── TEXTO DE LEITURA ──

Lacan diz: L’inconscient est ce que lit. (Lacan. S. 20: 29). Não se trata de tomar consciência da realidade via luta ideológica de classes, e sim de gramaticalizar o inconsciente na escritura topológica do discurso do político do Lacan ou, então, de qualquer outro discurso do político do sujeito gramatical x, y ou z.

Desejo fazer a gramaticalização do discurso Linchamento pelo texto de Freud O estranho. Este texto é parte do dispositivo freudiano falar de sexo, ou melhor, ele compõe a ideologia gramatical freudismo que se tornou soberana na cultura de massa americana no pós-II Guerra?    

O estranho é falar de sexo ou falar de si mesmo? Não se trata de uma gramaticalização que Freud inicia da cultura ocidental como falar de si mesmo, falar do sujeito, e não falar do poder?  Para usar o texto O estranho tenho que me debater com a questão do sujeito nas ciências gramaticais da política.  
                                                                      DO SUJEITO MODERNO ENFIM

Iniciando pela sociologia temos tradição, modernidade e sujeito. Pode a modernidade ser prosaicamente idêntica à racionalização, ou então, mais poeticamente, ao desencantamento do mundo? (Touraine: 213).

───

__TAREFAS__
a) Copie, sem mudar nada, o trecho do texto sobre o sujeito e o inconsciente que começa com as palavras "O estranho é" e termina com "gramaticais da política.".
b) Escreva a continuação do texto sobre o sujeito e o inconsciente, começando logo depois da última frase mostrada.

── DADOS GUARDADOS ──

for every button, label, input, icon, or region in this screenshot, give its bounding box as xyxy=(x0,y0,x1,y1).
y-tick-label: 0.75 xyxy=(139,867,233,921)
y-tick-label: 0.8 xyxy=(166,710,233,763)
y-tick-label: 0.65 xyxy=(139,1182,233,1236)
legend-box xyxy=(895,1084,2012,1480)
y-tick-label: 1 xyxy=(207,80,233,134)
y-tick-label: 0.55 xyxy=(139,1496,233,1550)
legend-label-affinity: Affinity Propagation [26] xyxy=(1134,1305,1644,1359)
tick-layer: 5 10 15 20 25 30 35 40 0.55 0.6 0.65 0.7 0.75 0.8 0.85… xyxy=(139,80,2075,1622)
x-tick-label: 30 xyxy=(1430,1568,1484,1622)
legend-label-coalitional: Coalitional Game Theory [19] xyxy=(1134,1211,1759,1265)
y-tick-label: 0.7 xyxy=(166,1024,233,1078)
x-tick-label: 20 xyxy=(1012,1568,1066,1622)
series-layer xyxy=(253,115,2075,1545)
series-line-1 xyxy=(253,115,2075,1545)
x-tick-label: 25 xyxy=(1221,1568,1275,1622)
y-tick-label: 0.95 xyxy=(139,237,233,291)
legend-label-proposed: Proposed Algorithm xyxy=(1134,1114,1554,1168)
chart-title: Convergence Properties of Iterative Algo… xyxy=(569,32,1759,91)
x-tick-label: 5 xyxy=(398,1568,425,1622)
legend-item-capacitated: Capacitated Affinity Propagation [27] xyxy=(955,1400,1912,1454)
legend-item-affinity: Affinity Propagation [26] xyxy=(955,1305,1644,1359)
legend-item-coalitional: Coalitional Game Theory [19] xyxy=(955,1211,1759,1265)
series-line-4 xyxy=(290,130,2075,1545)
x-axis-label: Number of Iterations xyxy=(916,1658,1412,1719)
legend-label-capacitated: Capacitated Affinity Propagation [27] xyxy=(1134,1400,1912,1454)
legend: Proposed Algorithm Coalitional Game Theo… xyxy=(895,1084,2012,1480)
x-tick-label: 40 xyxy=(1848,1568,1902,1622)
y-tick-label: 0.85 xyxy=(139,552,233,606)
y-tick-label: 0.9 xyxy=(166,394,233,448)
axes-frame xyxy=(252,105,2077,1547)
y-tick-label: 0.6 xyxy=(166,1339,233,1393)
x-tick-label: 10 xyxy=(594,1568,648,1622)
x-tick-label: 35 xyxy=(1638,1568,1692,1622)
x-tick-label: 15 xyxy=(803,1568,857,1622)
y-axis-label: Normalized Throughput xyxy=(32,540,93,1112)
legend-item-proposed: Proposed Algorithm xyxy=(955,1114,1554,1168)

───

__RESPOSTAS DO EXERCÍCIO__
a)
O estranho é falar de sexo ou falar de si mesmo? Não se trata de uma gramaticalização que Freud inicia da cultura ocidental como falar de si mesmo, falar do sujeito, e não falar do poder?  Para usar o texto O estranho tenho que me debater com a questão do sujeito nas ciências gramaticais da política.

b)
Cascardi diz que o desencantamento do mundo é um significante imputado a Max Weber que viu o eclipse das crenças mágicas e animistas relativas à natureza se inscrever em um processo mais geral de ˂racionalização> que será visto como o traço determinante da modernidade no Ocidente (Cascardi: 21). No Ocidente se desenvolve um tecido de práticas e de crenças fundadas sobre a acessibilidade a priori da natureza ao cálculo racional e da autoridade da razão fazendo pendant com o processo de secularização intensificado por uma ação racional relativa a um fim (Zweckrationel).

Weber considera que o racionalismo ocidental se caracteriza pela emergência do Estado moderno e é ligado aos critérios da ciência do direito, administrada por juristas profissionais conforme aos princípios do direito natural racional. (Cascardi: 22). Aí há de eclodir o sujeito gramatical do inconsciente do discurso do político do juiz, se o sujeito é um efeito do significante, ou seja, do discurso:
“O que enuncio do próprio sujeito como sendo efeito do discurso torna absolutamente impossível que o meu se faça um sistema”. (Lacan. S. 16: 47). Aliás, o sujeito lacaniano não se transforma em instituição (Estado lacaniano) ou sujeito sociológico modernidade.  Mas tem mais ainda:
“Mais de uma coisa no mundo é passível do efeito do significante. Tudo o que está no mundo se torna fato, propriamente, quando com ele se articula o significante. Nunca, jamais surge sujeito algum até que o fato seja dito. Temos que trabalhar estas duas fronteiras”. (Lacan. S. 16: 65).

O sujeito faz pendant com a verdade, porém, o sujeito não diz a verdade, ele a suporta como verdadeiro. Aqui Lacan bebe com sofreguidão em Lenin:
“O que justifica essa regra é que, precisamente, a verdade não é dita por um sujeito, mas suportada”. (Idem: 67).

Em qualquer discurso a aparência da semblância é inevitável. Como o sujeito poderia dizer a verdade então? O sujeito só pode suportá-la. Mas qual sujeito? A posição lógico-positivista crê que a epistemologia do discurso científico sustenta o sujeito moderno que diz a verdade. A verdade verdadeira é a guinada freudiana que faz pendant com Lenine e sua teoria do sujeito revolucionário: as massas que suportam a verdade verdadeira de Lenin.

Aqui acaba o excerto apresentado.